● Selection:
UT organization welcomes international students; assists in transition to college | UToledo News

Categories

Archives

Resources

Categories

Archives

Resources

UT organization welcomes international students; assists in transition to college

While there are nearly 8,000 miles separating India and The University of Toledo, a student organization on campus helps to make it feel a little more like home for Indian students.

The Indian Student Cultural Organization (ISCO) helps Indian students adapt and flourish at college in America. Between social events, festivals, aid with housing and airport pickups, the organization works to make the transition for international students as easy as possible.

Preparing paratha, an Indian flatbread, at the Festival of India earlier this month were, from left, Roshan Kini, volunteer; Sai Kumar Naini, panel member, graduate vice president and webmaster for the Indian Student Cultural Organization; Narendra Raghav Venkatesan, volunteer); and Krishnakant Patel, president of the Indian Student Cultural Organization.

Preparing paratha, an Indian flatbread, at the Festival of India earlier this month were, from left, Roshan Kini, volunteer; Sai Kumar Naini, panel member, graduate vice president and webmaster for the Indian Student Cultural Organization; Narendra Raghav Venkatesan, volunteer); and Krishnakant Patel, president of the Indian Student Cultural Organization.

“It’s very difficult for an international student going somewhere new,” said Krishnakant Patel, ISCO president.

When Patel first became a member of ISCO in 2012, the group’s membership was at an all-time low due to a large number of graduating students. The seniors at the time decided to revamp the organization so that future students wouldn’t have to struggle to get acclimated on campus like they did.

“The group wasn’t active when we first came here, so it was kind of difficult to get in touch with everyone here at UT,” Patel explained.

New programs and events were instated, including an airport pickup program where students could be shuttled from either the Detroit Metropolitan or Toledo Express airports if they became a member of ISCO — which costs just $10.

Since then, ISCO’s numbers have been steadily increasing.

Members of the Indian Student Cultural Organization posed for a shot at the Festival of India earlier this month. Members manned the food booths at the event and served up a variety of Indian delights, including dosa, naan and panner, mango lassi, and pani puri.

Members of the Indian Student Cultural Organization posed for a shot at the Festival of India earlier this month. Members manned the food booths at the event and served up a variety of Indian delights, including dosa, naan and panner, mango lassi, and pani puri.

● Given instruction A: Count the lines in the rows below that contain the string "gridline", and give only that number.
● Given instruction B: Carry the article about the Indian Student Cultural Organization at The University of Toledo forward from its final sentence.

● Information given:

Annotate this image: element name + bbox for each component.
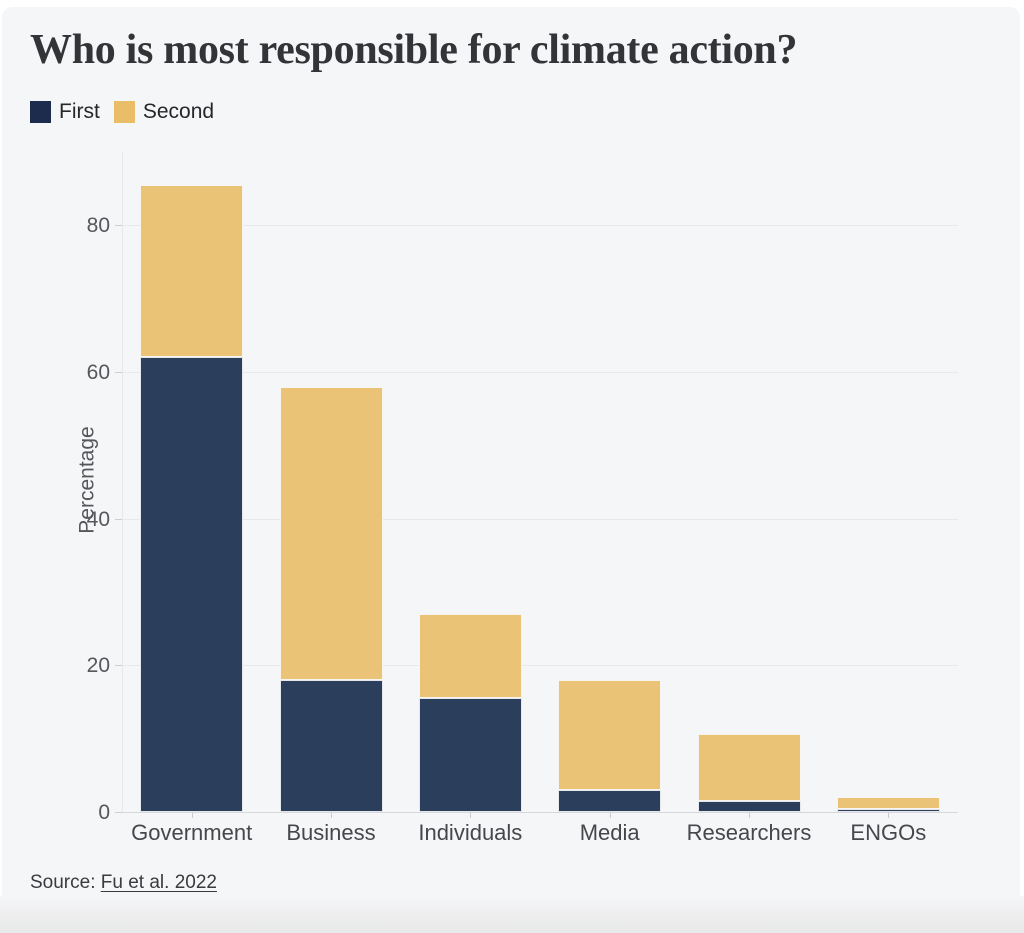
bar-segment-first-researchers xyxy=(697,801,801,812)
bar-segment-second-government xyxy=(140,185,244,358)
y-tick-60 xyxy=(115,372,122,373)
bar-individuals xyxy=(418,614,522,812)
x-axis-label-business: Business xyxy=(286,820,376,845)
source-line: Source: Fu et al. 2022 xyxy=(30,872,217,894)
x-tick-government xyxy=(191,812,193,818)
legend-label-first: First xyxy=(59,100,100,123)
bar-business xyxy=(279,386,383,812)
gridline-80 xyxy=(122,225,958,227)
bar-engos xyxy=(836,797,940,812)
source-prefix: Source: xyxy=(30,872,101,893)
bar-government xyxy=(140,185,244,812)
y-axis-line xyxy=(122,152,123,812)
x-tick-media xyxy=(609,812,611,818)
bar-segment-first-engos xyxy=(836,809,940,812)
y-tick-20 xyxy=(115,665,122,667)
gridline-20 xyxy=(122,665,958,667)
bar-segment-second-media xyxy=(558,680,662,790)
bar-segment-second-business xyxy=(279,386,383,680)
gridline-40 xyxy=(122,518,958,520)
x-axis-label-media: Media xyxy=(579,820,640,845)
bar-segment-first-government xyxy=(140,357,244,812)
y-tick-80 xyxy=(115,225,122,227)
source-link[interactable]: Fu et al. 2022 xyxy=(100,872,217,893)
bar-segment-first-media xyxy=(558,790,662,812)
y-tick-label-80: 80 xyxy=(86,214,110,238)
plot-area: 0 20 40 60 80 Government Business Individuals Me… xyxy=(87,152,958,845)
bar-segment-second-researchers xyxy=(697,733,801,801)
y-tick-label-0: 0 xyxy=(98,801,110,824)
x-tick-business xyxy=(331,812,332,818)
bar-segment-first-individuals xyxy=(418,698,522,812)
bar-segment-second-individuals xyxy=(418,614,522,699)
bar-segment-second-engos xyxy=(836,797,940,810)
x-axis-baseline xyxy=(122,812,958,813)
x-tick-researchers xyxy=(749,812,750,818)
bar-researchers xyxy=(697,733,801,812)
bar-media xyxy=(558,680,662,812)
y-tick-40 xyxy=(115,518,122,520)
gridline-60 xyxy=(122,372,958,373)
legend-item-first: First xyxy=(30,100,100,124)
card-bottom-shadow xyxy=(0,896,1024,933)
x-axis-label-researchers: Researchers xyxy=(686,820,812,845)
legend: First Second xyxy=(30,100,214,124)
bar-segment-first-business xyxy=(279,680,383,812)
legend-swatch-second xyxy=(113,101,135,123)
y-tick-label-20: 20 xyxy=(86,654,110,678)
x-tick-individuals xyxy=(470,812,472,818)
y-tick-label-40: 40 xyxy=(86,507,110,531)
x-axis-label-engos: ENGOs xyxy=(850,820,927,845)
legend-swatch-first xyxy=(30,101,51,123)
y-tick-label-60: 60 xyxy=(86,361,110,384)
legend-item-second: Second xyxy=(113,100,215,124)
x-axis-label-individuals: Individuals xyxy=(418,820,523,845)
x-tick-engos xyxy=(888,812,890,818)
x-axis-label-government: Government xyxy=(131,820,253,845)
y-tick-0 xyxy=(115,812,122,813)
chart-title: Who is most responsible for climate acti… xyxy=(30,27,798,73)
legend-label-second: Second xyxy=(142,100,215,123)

● Written response A: 4

● Written response B:
“We want to bring our organization to the next level and make sure everyone at UT, especially the new incoming students this semester, know about our organization and what we offer,” said Raj Jessica Thomas, ISCO marketing manager.

A variety of activities and festivals also are offered through ISCO to celebrate Indian culture, including Patel’s favorite, Diya — an event to celebrate Deepawali, the festival of lights. During the event, students perform traditional dances and songs, and Indian food is provided. The event is ISCO’s largest; last year more than 600 people attended.

“This event gives an overall idea for the people on what India really is,” he said. “People get to see India is a diverse place where each state has its own way of living.”

ISCO also helps put on Holi Toledo, which is Thomas’ favorite. The campus-wide event, which is organized by a collaboration of groups including ISCO, the UT Center for International Studies and Programs, and the UT Center for Religious Understanding, is for the Hindu religious festival Holi — a celebration known for the color thrown into the air to commemorate the arrival of spring.

“Since so many people are walking around the field where Holi is, it gives us a great opportunity to expose our culture to everyone,” she said.

In addition to the big festivals, ISCO gives students the chance to connect and just hang out with movie nights and cricket tournaments. The group also organizes trips to the Hindu Temple of Toledo, located on King Road in Sylvania, so students can connect with community members.

“It gives [students] good exposure to a lot of other people so they don’t feel homesick,” Patel said.

For more information about ISCO, contact Thomas at Raj.Thomas@rockets.utoledo.edu or visit utoledoisco.org.

Comments are closed.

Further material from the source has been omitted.